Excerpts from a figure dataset
============
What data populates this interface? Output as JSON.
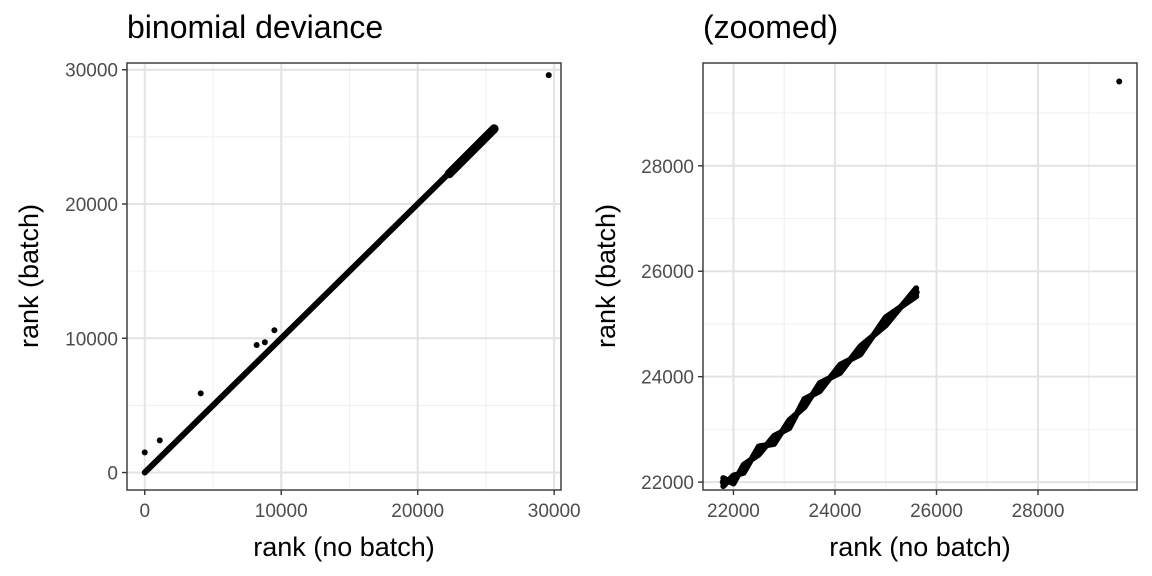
{
  "chart_data": [
    {
      "type": "scatter",
      "title": "binomial deviance",
      "xlabel": "rank (no batch)",
      "ylabel": "rank (batch)",
      "xlim": [
        -1300,
        30500
      ],
      "ylim": [
        -1300,
        30500
      ],
      "x_ticks": [
        0,
        10000,
        20000,
        30000
      ],
      "x_tick_labels": [
        "0",
        "10000",
        "20000",
        "30000"
      ],
      "y_ticks": [
        0,
        10000,
        20000,
        30000
      ],
      "y_tick_labels": [
        "0",
        "10000",
        "20000",
        "30000"
      ],
      "grid": true,
      "band": {
        "x": [
          0,
          25600
        ],
        "y": [
          0,
          25600
        ]
      },
      "points": [
        {
          "x": 29600,
          "y": 29600
        },
        {
          "x": 0,
          "y": 1500
        },
        {
          "x": 1100,
          "y": 2400
        },
        {
          "x": 4100,
          "y": 5900
        },
        {
          "x": 9500,
          "y": 10600
        },
        {
          "x": 8200,
          "y": 9500
        },
        {
          "x": 8800,
          "y": 9700
        }
      ]
    },
    {
      "type": "scatter",
      "title": "(zoomed)",
      "xlabel": "rank (no batch)",
      "ylabel": "rank (batch)",
      "xlim": [
        21400,
        29950
      ],
      "ylim": [
        21850,
        29950
      ],
      "x_ticks": [
        22000,
        24000,
        26000,
        28000
      ],
      "x_tick_labels": [
        "22000",
        "24000",
        "26000",
        "28000"
      ],
      "y_ticks": [
        22000,
        24000,
        26000,
        28000
      ],
      "y_tick_labels": [
        "22000",
        "24000",
        "26000",
        "28000"
      ],
      "grid": true,
      "curve": [
        {
          "x": 21800,
          "y": 22000
        },
        {
          "x": 22000,
          "y": 22050
        },
        {
          "x": 22200,
          "y": 22250
        },
        {
          "x": 22500,
          "y": 22600
        },
        {
          "x": 22800,
          "y": 22800
        },
        {
          "x": 23100,
          "y": 23100
        },
        {
          "x": 23400,
          "y": 23500
        },
        {
          "x": 23700,
          "y": 23800
        },
        {
          "x": 24100,
          "y": 24150
        },
        {
          "x": 24500,
          "y": 24500
        },
        {
          "x": 25000,
          "y": 25050
        },
        {
          "x": 25600,
          "y": 25600
        }
      ],
      "points": [
        {
          "x": 29600,
          "y": 29600
        }
      ]
    }
  ]
}
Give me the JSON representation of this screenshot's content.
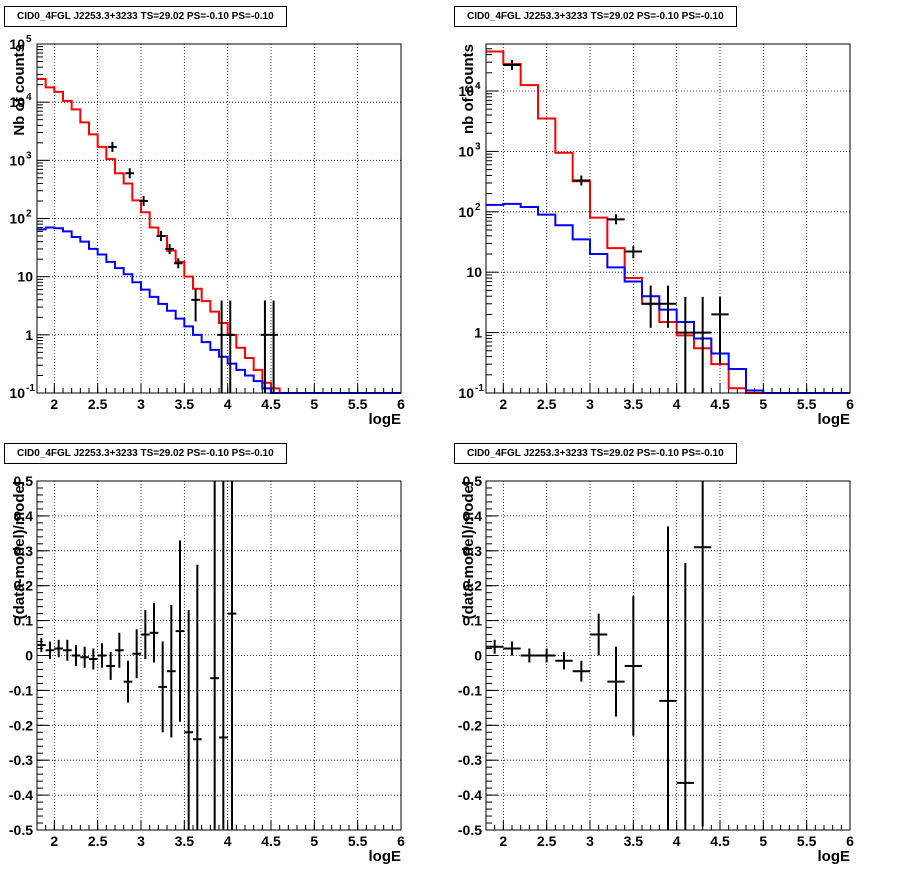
{
  "chart_data": [
    {
      "type": "histogram",
      "title": "CID0_4FGL J2253.3+3233 TS=29.02 PS=-0.10 PS=-0.10",
      "xlabel": "logE",
      "ylabel": "Nb of counts",
      "yscale": "log",
      "xlim": [
        1.8,
        6.0
      ],
      "ylim": [
        0.1,
        100000
      ],
      "grid": true,
      "x_ticks": [
        "2",
        "2.5",
        "3",
        "3.5",
        "4",
        "4.5",
        "5",
        "5.5",
        "6"
      ],
      "y_ticks": [
        "10^-1",
        "1",
        "10",
        "10^2",
        "10^3",
        "10^4",
        "10^5"
      ],
      "bin_edges": [
        1.8,
        1.9,
        2.0,
        2.1,
        2.2,
        2.3,
        2.4,
        2.5,
        2.6,
        2.7,
        2.8,
        2.9,
        3.0,
        3.1,
        3.2,
        3.3,
        3.4,
        3.5,
        3.6,
        3.7,
        3.8,
        3.9,
        4.0,
        4.1,
        4.2,
        4.3,
        4.4,
        4.5,
        4.6,
        4.7,
        4.8,
        4.9,
        5.0,
        5.1,
        5.2,
        5.3,
        5.4,
        5.5,
        5.6,
        5.7,
        5.8,
        5.9,
        6.0
      ],
      "series": [
        {
          "role": "total",
          "color": "#ff0000",
          "values": [
            25000,
            18000,
            15000,
            10500,
            7500,
            4500,
            2800,
            1700,
            1050,
            600,
            400,
            205,
            128,
            70,
            50,
            28,
            18,
            10,
            6.2,
            3.8,
            2.5,
            1.6,
            1.0,
            0.6,
            0.4,
            0.25,
            0.15,
            0.12,
            0.1,
            0.1,
            0.1,
            0.1,
            0.1,
            0.1,
            0.1,
            0.1,
            0.1,
            0.1,
            0.1,
            0.1,
            0.1,
            0.1
          ]
        },
        {
          "role": "source",
          "color": "#0000ff",
          "values": [
            65,
            70,
            68,
            60,
            48,
            40,
            30,
            24,
            18,
            14,
            11,
            8,
            6,
            4.5,
            3.4,
            2.6,
            1.9,
            1.4,
            1.0,
            0.75,
            0.55,
            0.42,
            0.32,
            0.25,
            0.2,
            0.16,
            0.12,
            0.1,
            0.1,
            0.1,
            0.1,
            0.1,
            0.1,
            0.1,
            0.1,
            0.1,
            0.1,
            0.1,
            0.1,
            0.1,
            0.1,
            0.1
          ]
        },
        {
          "role": "data",
          "color": "#000000",
          "points": [
            [
              2.67,
              1700,
              null,
              null
            ],
            [
              2.87,
              600,
              null,
              null
            ],
            [
              3.03,
              200,
              null,
              null
            ],
            [
              3.23,
              50,
              null,
              null
            ],
            [
              3.33,
              30,
              null,
              null
            ],
            [
              3.43,
              17,
              null,
              null
            ],
            [
              3.63,
              4,
              2.3,
              2.1
            ],
            [
              3.93,
              1,
              0.95,
              2.9
            ],
            [
              4.03,
              1,
              0.95,
              2.9
            ],
            [
              4.43,
              1,
              0.95,
              2.9
            ],
            [
              4.53,
              1,
              0.95,
              2.9
            ]
          ]
        }
      ]
    },
    {
      "type": "histogram",
      "title": "CID0_4FGL J2253.3+3233 TS=29.02 PS=-0.10 PS=-0.10",
      "xlabel": "logE",
      "ylabel": "nb of counts",
      "yscale": "log",
      "xlim": [
        1.8,
        6.0
      ],
      "ylim": [
        0.1,
        60000
      ],
      "grid": true,
      "x_ticks": [
        "2",
        "2.5",
        "3",
        "3.5",
        "4",
        "4.5",
        "5",
        "5.5",
        "6"
      ],
      "y_ticks": [
        "10^-1",
        "1",
        "10",
        "10^2",
        "10^3",
        "10^4"
      ],
      "bin_edges": [
        1.8,
        2.0,
        2.2,
        2.4,
        2.6,
        2.8,
        3.0,
        3.2,
        3.4,
        3.6,
        3.8,
        4.0,
        4.2,
        4.4,
        4.6,
        4.8,
        5.0,
        5.2,
        5.4,
        5.6,
        5.8,
        6.0
      ],
      "series": [
        {
          "role": "total",
          "color": "#ff0000",
          "values": [
            45000,
            28000,
            12500,
            3500,
            950,
            320,
            80,
            25,
            8,
            3,
            1.5,
            0.9,
            0.55,
            0.3,
            0.12,
            0.1,
            0.1,
            0.1,
            0.1,
            0.1,
            0.1
          ]
        },
        {
          "role": "source",
          "color": "#0000ff",
          "values": [
            130,
            135,
            120,
            90,
            60,
            35,
            20,
            12,
            7,
            4,
            2.4,
            1.5,
            0.8,
            0.45,
            0.25,
            0.11,
            0.1,
            0.1,
            0.1,
            0.1,
            0.1
          ]
        },
        {
          "role": "data",
          "color": "#000000",
          "points": [
            [
              2.1,
              27000,
              null,
              null
            ],
            [
              2.9,
              330,
              null,
              null
            ],
            [
              3.3,
              75,
              null,
              null
            ],
            [
              3.5,
              22,
              5,
              5
            ],
            [
              3.7,
              3,
              1.8,
              3
            ],
            [
              3.9,
              3,
              1.8,
              3
            ],
            [
              4.1,
              1,
              0.95,
              2.9
            ],
            [
              4.3,
              1,
              0.95,
              2.9
            ],
            [
              4.5,
              2,
              1.7,
              1.9
            ]
          ]
        }
      ]
    },
    {
      "type": "scatter",
      "title": "CID0_4FGL J2253.3+3233 TS=29.02 PS=-0.10 PS=-0.10",
      "xlabel": "logE",
      "ylabel": "(data-model)/model",
      "xlim": [
        1.8,
        6.0
      ],
      "ylim": [
        -0.5,
        0.5
      ],
      "grid": true,
      "x_ticks": [
        "2",
        "2.5",
        "3",
        "3.5",
        "4",
        "4.5",
        "5",
        "5.5",
        "6"
      ],
      "y_ticks": [
        "-0.5",
        "-0.4",
        "-0.3",
        "-0.2",
        "-0.1",
        "0",
        "0.1",
        "0.2",
        "0.3",
        "0.4",
        "0.5"
      ],
      "half_width": 0.05,
      "points": [
        [
          1.85,
          0.03,
          0.02
        ],
        [
          1.95,
          0.015,
          0.025
        ],
        [
          2.05,
          0.02,
          0.025
        ],
        [
          2.15,
          0.015,
          0.03
        ],
        [
          2.25,
          0.0,
          0.03
        ],
        [
          2.35,
          -0.005,
          0.03
        ],
        [
          2.45,
          -0.01,
          0.03
        ],
        [
          2.55,
          0.0,
          0.035
        ],
        [
          2.65,
          -0.03,
          0.04
        ],
        [
          2.75,
          0.015,
          0.05
        ],
        [
          2.85,
          -0.075,
          0.06
        ],
        [
          2.95,
          0.005,
          0.07
        ],
        [
          3.05,
          0.06,
          0.07
        ],
        [
          3.15,
          0.065,
          0.085
        ],
        [
          3.25,
          -0.09,
          0.13
        ],
        [
          3.35,
          -0.045,
          0.19
        ],
        [
          3.45,
          0.07,
          0.26
        ],
        [
          3.55,
          -0.22,
          0.35
        ],
        [
          3.65,
          -0.24,
          0.5
        ],
        [
          3.85,
          -0.065,
          0.7
        ],
        [
          3.95,
          -0.235,
          0.9
        ],
        [
          4.05,
          0.12,
          0.8
        ]
      ]
    },
    {
      "type": "scatter",
      "title": "CID0_4FGL J2253.3+3233 TS=29.02 PS=-0.10 PS=-0.10",
      "xlabel": "logE",
      "ylabel": "(data-model)/model",
      "xlim": [
        1.8,
        6.0
      ],
      "ylim": [
        -0.5,
        0.5
      ],
      "grid": true,
      "x_ticks": [
        "2",
        "2.5",
        "3",
        "3.5",
        "4",
        "4.5",
        "5",
        "5.5",
        "6"
      ],
      "y_ticks": [
        "-0.5",
        "-0.4",
        "-0.3",
        "-0.2",
        "-0.1",
        "0",
        "0.1",
        "0.2",
        "0.3",
        "0.4",
        "0.5"
      ],
      "half_width": 0.1,
      "points": [
        [
          1.9,
          0.025,
          0.02
        ],
        [
          2.1,
          0.02,
          0.02
        ],
        [
          2.3,
          0.0,
          0.02
        ],
        [
          2.5,
          0.0,
          0.02
        ],
        [
          2.7,
          -0.015,
          0.025
        ],
        [
          2.9,
          -0.045,
          0.03
        ],
        [
          3.1,
          0.06,
          0.06
        ],
        [
          3.3,
          -0.075,
          0.1
        ],
        [
          3.5,
          -0.03,
          0.2
        ],
        [
          3.9,
          -0.13,
          0.5
        ],
        [
          4.1,
          -0.365,
          0.63
        ],
        [
          4.3,
          0.31,
          0.8
        ]
      ]
    }
  ]
}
============
* EXERCISE INSTRUCTIONS: Gather up the lines containing the word "counts" from these records and copy them.

* SOLUTION:
      "ylabel": "Nb of counts",
      "ylabel": "nb of counts",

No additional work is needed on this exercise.